"""

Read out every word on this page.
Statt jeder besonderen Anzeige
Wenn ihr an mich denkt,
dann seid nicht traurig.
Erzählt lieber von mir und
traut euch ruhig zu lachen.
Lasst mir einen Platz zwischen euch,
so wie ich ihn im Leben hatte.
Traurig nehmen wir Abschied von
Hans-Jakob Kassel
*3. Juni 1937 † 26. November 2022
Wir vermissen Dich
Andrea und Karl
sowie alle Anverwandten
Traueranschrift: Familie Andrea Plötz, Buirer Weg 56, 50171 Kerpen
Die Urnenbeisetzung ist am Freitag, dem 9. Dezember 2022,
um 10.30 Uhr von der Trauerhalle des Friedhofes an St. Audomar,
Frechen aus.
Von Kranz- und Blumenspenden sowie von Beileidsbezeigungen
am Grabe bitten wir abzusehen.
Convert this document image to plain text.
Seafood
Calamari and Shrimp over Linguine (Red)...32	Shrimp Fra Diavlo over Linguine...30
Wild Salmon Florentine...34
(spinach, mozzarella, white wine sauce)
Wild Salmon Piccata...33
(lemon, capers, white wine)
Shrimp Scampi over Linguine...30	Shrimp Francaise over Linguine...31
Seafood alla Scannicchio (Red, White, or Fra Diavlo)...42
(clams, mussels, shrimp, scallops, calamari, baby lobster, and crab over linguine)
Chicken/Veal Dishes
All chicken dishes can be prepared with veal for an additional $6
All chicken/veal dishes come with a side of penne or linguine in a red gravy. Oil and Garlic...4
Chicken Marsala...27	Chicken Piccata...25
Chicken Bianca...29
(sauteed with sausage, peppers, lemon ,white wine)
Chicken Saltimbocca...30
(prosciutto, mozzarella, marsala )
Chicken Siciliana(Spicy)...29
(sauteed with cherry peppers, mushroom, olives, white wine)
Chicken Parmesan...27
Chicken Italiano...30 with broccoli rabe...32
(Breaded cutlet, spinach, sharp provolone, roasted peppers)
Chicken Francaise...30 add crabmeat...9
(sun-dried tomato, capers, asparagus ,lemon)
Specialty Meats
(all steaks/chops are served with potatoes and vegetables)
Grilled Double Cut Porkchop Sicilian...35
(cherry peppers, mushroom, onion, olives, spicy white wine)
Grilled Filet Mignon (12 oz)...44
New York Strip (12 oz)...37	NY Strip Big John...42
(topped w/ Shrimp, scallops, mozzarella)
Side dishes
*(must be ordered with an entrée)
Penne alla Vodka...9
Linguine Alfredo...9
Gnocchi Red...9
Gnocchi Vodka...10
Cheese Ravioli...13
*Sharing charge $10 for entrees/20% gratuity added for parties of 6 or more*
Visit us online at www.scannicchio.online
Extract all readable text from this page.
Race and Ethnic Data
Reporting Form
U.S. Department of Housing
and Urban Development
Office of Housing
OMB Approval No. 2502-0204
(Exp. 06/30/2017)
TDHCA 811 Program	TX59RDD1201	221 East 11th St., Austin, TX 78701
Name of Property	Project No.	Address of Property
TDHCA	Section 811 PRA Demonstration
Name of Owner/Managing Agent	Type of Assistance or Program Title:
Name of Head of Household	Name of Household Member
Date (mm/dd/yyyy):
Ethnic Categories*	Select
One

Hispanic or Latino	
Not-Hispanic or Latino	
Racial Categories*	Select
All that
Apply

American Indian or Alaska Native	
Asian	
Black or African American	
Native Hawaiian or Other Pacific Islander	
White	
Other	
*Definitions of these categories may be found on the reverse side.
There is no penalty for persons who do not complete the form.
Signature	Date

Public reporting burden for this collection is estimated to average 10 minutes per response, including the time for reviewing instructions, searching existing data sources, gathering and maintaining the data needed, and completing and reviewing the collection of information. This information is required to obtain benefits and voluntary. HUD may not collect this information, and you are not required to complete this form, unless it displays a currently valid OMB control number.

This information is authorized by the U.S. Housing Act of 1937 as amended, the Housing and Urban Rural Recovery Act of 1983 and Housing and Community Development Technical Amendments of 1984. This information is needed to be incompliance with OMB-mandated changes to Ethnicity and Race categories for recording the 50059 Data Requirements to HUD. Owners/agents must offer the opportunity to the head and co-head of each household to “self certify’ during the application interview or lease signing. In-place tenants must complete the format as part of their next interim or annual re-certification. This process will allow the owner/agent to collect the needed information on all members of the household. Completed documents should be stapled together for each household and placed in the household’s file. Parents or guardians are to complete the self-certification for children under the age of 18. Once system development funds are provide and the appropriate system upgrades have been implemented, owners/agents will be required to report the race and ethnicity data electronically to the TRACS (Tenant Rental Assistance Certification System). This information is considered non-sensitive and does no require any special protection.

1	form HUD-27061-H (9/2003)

"""

• [AIM]: Quote the whole listing above, leaving nothing out.

• [FINISHED TASK]:
Read out every word on this page.
Statt jeder besonderen Anzeige
Wenn ihr an mich denkt,
dann seid nicht traurig.
Erzählt lieber von mir und
traut euch ruhig zu lachen.
Lasst mir einen Platz zwischen euch,
so wie ich ihn im Leben hatte.
Traurig nehmen wir Abschied von
Hans-Jakob Kassel
*3. Juni 1937 † 26. November 2022
Wir vermissen Dich
Andrea und Karl
sowie alle Anverwandten
Traueranschrift: Familie Andrea Plötz, Buirer Weg 56, 50171 Kerpen
Die Urnenbeisetzung ist am Freitag, dem 9. Dezember 2022,
um 10.30 Uhr von der Trauerhalle des Friedhofes an St. Audomar,
Frechen aus.
Von Kranz- und Blumenspenden sowie von Beileidsbezeigungen
am Grabe bitten wir abzusehen.
Convert this document image to plain text.
Seafood
Calamari and Shrimp over Linguine (Red)...32	Shrimp Fra Diavlo over Linguine...30
Wild Salmon Florentine...34
(spinach, mozzarella, white wine sauce)
Wild Salmon Piccata...33
(lemon, capers, white wine)
Shrimp Scampi over Linguine...30	Shrimp Francaise over Linguine...31
Seafood alla Scannicchio (Red, White, or Fra Diavlo)...42
(clams, mussels, shrimp, scallops, calamari, baby lobster, and crab over linguine)
Chicken/Veal Dishes
All chicken dishes can be prepared with veal for an additional $6
All chicken/veal dishes come with a side of penne or linguine in a red gravy. Oil and Garlic...4
Chicken Marsala...27	Chicken Piccata...25
Chicken Bianca...29
(sauteed with sausage, peppers, lemon ,white wine)
Chicken Saltimbocca...30
(prosciutto, mozzarella, marsala )
Chicken Siciliana(Spicy)...29
(sauteed with cherry peppers, mushroom, olives, white wine)
Chicken Parmesan...27
Chicken Italiano...30 with broccoli rabe...32
(Breaded cutlet, spinach, sharp provolone, roasted peppers)
Chicken Francaise...30 add crabmeat...9
(sun-dried tomato, capers, asparagus ,lemon)
Specialty Meats
(all steaks/chops are served with potatoes and vegetables)
Grilled Double Cut Porkchop Sicilian...35
(cherry peppers, mushroom, onion, olives, spicy white wine)
Grilled Filet Mignon (12 oz)...44
New York Strip (12 oz)...37	NY Strip Big John...42
(topped w/ Shrimp, scallops, mozzarella)
Side dishes
*(must be ordered with an entrée)
Penne alla Vodka...9
Linguine Alfredo...9
Gnocchi Red...9
Gnocchi Vodka...10
Cheese Ravioli...13
*Sharing charge $10 for entrees/20% gratuity added for parties of 6 or more*
Visit us online at www.scannicchio.online
Extract all readable text from this page.
Race and Ethnic Data
Reporting Form
U.S. Department of Housing
and Urban Development
Office of Housing
OMB Approval No. 2502-0204
(Exp. 06/30/2017)
TDHCA 811 Program	TX59RDD1201	221 East 11th St., Austin, TX 78701
Name of Property	Project No.	Address of Property
TDHCA	Section 811 PRA Demonstration
Name of Owner/Managing Agent	Type of Assistance or Program Title:
Name of Head of Household	Name of Household Member
Date (mm/dd/yyyy):
Ethnic Categories*	Select
One

Hispanic or Latino	
Not-Hispanic or Latino	
Racial Categories*	Select
All that
Apply

American Indian or Alaska Native	
Asian	
Black or African American	
Native Hawaiian or Other Pacific Islander	
White	
Other	
*Definitions of these categories may be found on the reverse side.
There is no penalty for persons who do not complete the form.
Signature	Date

Public reporting burden for this collection is estimated to average 10 minutes per response, including the time for reviewing instructions, searching existing data sources, gathering and maintaining the data needed, and completing and reviewing the collection of information. This information is required to obtain benefits and voluntary. HUD may not collect this information, and you are not required to complete this form, unless it displays a currently valid OMB control number.

This information is authorized by the U.S. Housing Act of 1937 as amended, the Housing and Urban Rural Recovery Act of 1983 and Housing and Community Development Technical Amendments of 1984. This information is needed to be incompliance with OMB-mandated changes to Ethnicity and Race categories for recording the 50059 Data Requirements to HUD. Owners/agents must offer the opportunity to the head and co-head of each household to “self certify’ during the application interview or lease signing. In-place tenants must complete the format as part of their next interim or annual re-certification. This process will allow the owner/agent to collect the needed information on all members of the household. Completed documents should be stapled together for each household and placed in the household’s file. Parents or guardians are to complete the self-certification for children under the age of 18. Once system development funds are provide and the appropriate system upgrades have been implemented, owners/agents will be required to report the race and ethnicity data electronically to the TRACS (Tenant Rental Assistance Certification System). This information is considered non-sensitive and does no require any special protection.

1	form HUD-27061-H (9/2003)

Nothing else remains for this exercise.